- _EXERCISE TASK_
Take every line where the string "Powder" appears and copy it.

# # #

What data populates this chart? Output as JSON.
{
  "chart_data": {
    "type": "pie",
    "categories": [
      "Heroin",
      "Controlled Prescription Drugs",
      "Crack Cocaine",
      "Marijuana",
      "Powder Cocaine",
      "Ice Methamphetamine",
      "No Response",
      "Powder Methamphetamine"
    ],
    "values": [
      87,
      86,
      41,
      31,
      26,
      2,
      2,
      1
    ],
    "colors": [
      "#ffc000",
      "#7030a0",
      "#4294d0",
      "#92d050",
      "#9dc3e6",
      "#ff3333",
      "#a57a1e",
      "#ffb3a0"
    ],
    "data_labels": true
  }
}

# # #

- _SOLUTION FOR THIS PROBLEM_
      "Powder Cocaine",
      "Powder Methamphetamine"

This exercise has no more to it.